[Passage]
Bookmark and Share

Notice: On April 23, 2014, Statalist moved from an email list to a forum, based at statalist.org.


[Date Prev][Date Next][Thread Prev][Thread Next][Date Index][Thread Index]

Re: st: SE and CI by mrtab


From   Nick Cox <njcoxstata@gmail.com>
To   statalist@hsphsun2.harvard.edu
Subject   Re: st: SE and CI by mrtab
Date   Tue, 15 May 2012 19:54:42 +0100

My constructive suggestion for getting standard errors and confidence
intervals for percentage of mentions is to base them on bootstrap
samples of persons.

Nick

On Tue, May 15, 2012 at 10:17 AM, Nick Cox <njcoxstata@gmail.com> wrote:
> That sounds a plausible first approximation, but the data generation
> process varies. To make matters concrete, let's imagine a question
> asked of n persons:
>
> Which statistical software do you use routinely?

[Layout records]
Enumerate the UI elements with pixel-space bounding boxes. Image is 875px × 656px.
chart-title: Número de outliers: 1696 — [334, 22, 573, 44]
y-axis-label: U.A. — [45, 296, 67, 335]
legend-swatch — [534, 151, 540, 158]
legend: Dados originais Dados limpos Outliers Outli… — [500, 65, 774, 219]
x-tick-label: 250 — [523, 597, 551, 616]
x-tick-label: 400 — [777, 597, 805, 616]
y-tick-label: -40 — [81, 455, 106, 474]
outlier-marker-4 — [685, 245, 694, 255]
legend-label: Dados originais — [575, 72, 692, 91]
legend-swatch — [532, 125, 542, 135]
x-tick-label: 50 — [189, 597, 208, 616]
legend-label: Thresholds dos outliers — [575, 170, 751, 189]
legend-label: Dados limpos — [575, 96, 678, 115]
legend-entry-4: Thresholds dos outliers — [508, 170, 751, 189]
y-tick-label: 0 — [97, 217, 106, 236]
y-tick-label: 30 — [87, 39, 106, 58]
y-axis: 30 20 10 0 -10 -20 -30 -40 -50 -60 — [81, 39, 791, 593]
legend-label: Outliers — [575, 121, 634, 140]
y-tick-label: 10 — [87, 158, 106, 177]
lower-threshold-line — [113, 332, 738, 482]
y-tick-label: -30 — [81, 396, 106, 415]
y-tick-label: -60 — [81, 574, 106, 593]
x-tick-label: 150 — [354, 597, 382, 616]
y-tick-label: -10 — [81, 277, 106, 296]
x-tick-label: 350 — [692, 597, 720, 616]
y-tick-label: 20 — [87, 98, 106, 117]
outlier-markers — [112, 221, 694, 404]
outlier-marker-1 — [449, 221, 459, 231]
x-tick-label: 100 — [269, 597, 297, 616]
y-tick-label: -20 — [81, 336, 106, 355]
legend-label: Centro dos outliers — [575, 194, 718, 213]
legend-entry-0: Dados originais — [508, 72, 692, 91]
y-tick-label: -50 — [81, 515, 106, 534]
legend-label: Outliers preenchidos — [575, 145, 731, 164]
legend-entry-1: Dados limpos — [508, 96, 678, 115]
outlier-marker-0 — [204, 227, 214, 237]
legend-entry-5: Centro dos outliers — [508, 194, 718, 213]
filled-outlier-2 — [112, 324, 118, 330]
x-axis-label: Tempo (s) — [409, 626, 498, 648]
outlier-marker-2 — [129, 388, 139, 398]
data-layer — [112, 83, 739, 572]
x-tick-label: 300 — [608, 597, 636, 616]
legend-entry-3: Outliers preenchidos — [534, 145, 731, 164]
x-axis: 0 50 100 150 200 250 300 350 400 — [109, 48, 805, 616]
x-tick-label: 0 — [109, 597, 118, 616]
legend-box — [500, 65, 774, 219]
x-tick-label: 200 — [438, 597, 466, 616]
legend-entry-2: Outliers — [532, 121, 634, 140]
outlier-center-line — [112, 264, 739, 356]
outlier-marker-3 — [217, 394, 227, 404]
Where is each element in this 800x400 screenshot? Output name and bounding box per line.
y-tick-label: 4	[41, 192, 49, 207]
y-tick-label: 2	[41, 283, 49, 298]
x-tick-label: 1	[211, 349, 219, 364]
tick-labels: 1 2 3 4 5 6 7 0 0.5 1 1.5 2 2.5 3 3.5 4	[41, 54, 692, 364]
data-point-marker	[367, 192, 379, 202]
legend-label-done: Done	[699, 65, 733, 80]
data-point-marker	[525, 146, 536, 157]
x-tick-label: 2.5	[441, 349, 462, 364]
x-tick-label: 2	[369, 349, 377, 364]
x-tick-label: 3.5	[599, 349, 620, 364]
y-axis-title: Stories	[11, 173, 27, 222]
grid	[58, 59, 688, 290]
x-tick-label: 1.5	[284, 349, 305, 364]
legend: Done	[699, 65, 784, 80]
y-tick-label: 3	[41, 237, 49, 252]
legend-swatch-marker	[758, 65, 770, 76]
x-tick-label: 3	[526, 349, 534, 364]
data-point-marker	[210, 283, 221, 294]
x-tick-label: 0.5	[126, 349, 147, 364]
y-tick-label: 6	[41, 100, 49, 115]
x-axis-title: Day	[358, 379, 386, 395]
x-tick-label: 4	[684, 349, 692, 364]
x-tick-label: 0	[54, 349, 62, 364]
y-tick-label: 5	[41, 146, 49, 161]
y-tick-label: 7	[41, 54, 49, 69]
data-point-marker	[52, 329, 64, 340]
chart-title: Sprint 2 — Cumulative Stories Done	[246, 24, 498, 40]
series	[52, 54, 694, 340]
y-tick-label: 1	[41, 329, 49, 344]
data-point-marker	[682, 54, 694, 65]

[To do]
[1] In the Statalist post, swap "bootstrap" for "jackknife" in the part that opens with the words containing "[Date Prev][Date Next][Thread" and closes with "samples of persons.", then write that part out.
[2] Carry the Statalist post forward from its last line, writing what comes next.

[Final answers]
[1]
[Date Prev][Date Next][Thread Prev][Thread Next][Date Index][Thread Index]

Re: st: SE and CI by mrtab


From   Nick Cox <njcoxstata@gmail.com>
To   statalist@hsphsun2.harvard.edu
Subject   Re: st: SE and CI by mrtab
Date   Tue, 15 May 2012 19:54:42 +0100

My constructive suggestion for getting standard errors and confidence
intervals for percentage of mentions is to base them on jackknife
samples of persons.

[2]
>
> However, the protocol can vary:
>
> 1. People can name as many distinct programs as they like.
>
> 2. People should name precisely k distinct programs. (Perhaps a bit
> unlikely with this particular question, but bear with me.)
>
> 3. People may name up to k distinct programs.
>
> 1', 2', 3'. As above, but the order of mention is important.
>
> In practice these protocols all lead to datasets in which responses
> are stored as several variables for analysis. (The exception in which
> (e.g.) "Stata R SAS" is packed into a single string variable is not
> much of an exception, as the contents need to be unpacked to do much
> with them.)
>
> Now, it seems key to me that the number of persons is an upper limit
> on the number of mentions of a particular program, so the percent of
> mentions of a particular answer is not bounded by 100, but by a lower
> limit. (What to do about the enthusiast who says "Stata Stata Stata"
> is a practical point, just as what to do about the enthusiast who says
> "Manchester City".)
>
> Also, although this may well be a much smaller point, the
> interpretation of missing values differs between these protocols.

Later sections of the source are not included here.